### WORK INSTRUCTIONS
Print each line exactly as it is given.
BEGIN
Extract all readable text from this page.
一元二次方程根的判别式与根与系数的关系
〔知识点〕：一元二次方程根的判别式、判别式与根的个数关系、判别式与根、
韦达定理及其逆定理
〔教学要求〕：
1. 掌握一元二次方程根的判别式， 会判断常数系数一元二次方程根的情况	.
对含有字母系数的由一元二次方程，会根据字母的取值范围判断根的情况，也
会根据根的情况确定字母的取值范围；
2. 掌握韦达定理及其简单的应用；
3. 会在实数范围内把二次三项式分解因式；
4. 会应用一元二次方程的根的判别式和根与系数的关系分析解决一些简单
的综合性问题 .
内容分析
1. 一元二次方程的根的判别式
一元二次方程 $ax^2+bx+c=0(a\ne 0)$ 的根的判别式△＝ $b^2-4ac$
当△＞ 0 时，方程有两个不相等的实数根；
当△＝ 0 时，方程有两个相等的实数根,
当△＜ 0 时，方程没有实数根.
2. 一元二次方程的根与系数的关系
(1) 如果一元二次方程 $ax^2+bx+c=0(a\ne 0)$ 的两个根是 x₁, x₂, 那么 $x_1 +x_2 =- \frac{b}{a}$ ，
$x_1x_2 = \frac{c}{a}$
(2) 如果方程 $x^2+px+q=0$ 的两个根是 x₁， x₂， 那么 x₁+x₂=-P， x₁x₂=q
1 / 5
END
### ANSWER TO THE TASK
Extract all readable text from this page.
一元二次方程根的判别式与根与系数的关系
〔知识点〕：一元二次方程根的判别式、判别式与根的个数关系、判别式与根、
韦达定理及其逆定理
〔教学要求〕：
1. 掌握一元二次方程根的判别式， 会判断常数系数一元二次方程根的情况	.
对含有字母系数的由一元二次方程，会根据字母的取值范围判断根的情况，也
会根据根的情况确定字母的取值范围；
2. 掌握韦达定理及其简单的应用；
3. 会在实数范围内把二次三项式分解因式；
4. 会应用一元二次方程的根的判别式和根与系数的关系分析解决一些简单
的综合性问题 .
内容分析
1. 一元二次方程的根的判别式
一元二次方程 $ax^2+bx+c=0(a\ne 0)$ 的根的判别式△＝ $b^2-4ac$
当△＞ 0 时，方程有两个不相等的实数根；
当△＝ 0 时，方程有两个相等的实数根,
当△＜ 0 时，方程没有实数根.
2. 一元二次方程的根与系数的关系
(1) 如果一元二次方程 $ax^2+bx+c=0(a\ne 0)$ 的两个根是 x₁, x₂, 那么 $x_1 +x_2 =- \frac{b}{a}$ ，
$x_1x_2 = \frac{c}{a}$
(2) 如果方程 $x^2+px+q=0$ 的两个根是 x₁， x₂， 那么 x₁+x₂=-P， x₁x₂=q
1 / 5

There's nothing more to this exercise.